Data entries for graphics:
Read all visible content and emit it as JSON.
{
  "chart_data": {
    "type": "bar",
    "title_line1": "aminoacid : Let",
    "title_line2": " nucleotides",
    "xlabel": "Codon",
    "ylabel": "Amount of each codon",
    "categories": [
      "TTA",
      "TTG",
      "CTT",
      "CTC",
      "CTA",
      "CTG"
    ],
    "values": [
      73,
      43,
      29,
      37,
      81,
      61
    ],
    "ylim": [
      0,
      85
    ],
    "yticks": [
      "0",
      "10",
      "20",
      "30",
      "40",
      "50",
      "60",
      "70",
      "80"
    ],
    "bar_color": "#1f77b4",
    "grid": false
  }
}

#### What to produce:
From the records above, please extract every line and repeat it exactly.

#### Complete output:
Read all visible content and emit it as JSON.
{
  "chart_data": {
    "type": "bar",
    "title_line1": "aminoacid : Let",
    "title_line2": " nucleotides",
    "xlabel": "Codon",
    "ylabel": "Amount of each codon",
    "categories": [
      "TTA",
      "TTG",
      "CTT",
      "CTC",
      "CTA",
      "CTG"
    ],
    "values": [
      73,
      43,
      29,
      37,
      81,
      61
    ],
    "ylim": [
      0,
      85
    ],
    "yticks": [
      "0",
      "10",
      "20",
      "30",
      "40",
      "50",
      "60",
      "70",
      "80"
    ],
    "bar_color": "#1f77b4",
    "grid": false
  }
}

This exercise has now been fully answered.